Chart and figure data:
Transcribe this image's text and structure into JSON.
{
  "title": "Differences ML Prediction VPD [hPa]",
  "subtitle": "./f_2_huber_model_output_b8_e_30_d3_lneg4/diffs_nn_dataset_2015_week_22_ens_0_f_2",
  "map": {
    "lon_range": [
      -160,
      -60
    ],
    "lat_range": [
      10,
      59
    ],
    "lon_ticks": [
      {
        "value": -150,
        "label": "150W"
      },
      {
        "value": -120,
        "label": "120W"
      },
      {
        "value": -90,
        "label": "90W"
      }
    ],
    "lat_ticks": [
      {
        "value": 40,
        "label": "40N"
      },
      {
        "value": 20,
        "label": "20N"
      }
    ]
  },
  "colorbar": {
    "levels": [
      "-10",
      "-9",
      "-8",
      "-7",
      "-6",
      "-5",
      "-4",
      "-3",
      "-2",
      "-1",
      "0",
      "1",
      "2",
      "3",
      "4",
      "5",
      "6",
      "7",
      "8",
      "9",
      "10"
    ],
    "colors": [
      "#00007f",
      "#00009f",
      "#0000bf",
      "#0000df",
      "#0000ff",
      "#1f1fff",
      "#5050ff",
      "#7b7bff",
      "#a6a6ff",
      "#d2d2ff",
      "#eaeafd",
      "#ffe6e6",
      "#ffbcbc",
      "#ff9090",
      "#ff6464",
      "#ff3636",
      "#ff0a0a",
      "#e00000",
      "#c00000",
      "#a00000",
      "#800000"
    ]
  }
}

--

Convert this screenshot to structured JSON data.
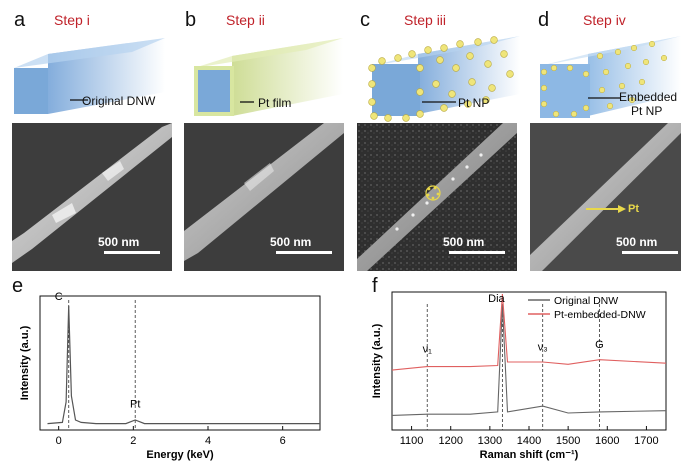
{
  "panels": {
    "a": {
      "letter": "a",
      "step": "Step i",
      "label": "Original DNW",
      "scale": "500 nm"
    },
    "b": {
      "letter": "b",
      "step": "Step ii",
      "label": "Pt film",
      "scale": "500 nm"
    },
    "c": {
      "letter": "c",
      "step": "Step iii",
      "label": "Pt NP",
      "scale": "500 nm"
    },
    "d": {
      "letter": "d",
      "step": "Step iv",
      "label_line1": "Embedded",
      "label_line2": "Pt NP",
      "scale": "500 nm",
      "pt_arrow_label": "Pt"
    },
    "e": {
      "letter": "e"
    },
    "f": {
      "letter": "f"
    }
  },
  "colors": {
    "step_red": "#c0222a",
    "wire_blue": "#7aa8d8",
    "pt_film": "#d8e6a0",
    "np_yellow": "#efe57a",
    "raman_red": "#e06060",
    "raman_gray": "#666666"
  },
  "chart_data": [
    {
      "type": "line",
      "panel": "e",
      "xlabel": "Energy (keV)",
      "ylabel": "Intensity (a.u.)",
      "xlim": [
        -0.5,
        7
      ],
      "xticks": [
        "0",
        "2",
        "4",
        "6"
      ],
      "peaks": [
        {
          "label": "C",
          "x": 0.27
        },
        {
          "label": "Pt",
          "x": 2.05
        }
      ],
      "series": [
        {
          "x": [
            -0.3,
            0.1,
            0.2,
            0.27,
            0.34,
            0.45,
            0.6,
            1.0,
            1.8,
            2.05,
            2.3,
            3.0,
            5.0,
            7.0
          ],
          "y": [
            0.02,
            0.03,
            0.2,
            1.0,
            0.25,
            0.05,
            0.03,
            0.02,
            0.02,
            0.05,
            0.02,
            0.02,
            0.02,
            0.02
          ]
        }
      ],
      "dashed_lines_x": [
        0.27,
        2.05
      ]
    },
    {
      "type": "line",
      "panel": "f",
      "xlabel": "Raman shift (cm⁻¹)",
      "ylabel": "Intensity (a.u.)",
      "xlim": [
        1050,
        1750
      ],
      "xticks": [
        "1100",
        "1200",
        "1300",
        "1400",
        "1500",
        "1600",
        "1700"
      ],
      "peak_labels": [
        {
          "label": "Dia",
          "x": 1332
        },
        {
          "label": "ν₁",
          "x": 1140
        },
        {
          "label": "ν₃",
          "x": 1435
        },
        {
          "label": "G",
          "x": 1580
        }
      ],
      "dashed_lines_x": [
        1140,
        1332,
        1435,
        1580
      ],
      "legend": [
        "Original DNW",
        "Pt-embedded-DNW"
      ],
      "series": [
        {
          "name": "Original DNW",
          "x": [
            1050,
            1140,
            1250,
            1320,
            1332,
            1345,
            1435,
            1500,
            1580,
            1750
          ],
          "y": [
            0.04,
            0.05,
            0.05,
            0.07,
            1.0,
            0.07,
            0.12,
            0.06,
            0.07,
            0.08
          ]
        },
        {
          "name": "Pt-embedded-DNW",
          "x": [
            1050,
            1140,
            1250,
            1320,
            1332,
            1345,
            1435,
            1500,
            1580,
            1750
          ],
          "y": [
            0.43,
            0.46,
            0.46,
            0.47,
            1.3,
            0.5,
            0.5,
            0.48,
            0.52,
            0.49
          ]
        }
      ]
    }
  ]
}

* GOAL OF THE EXERCISE
Show every line of the records above that contains the word "name".

* FULL ANSWER
          "name": "Original DNW",
          "name": "Pt-embedded-DNW",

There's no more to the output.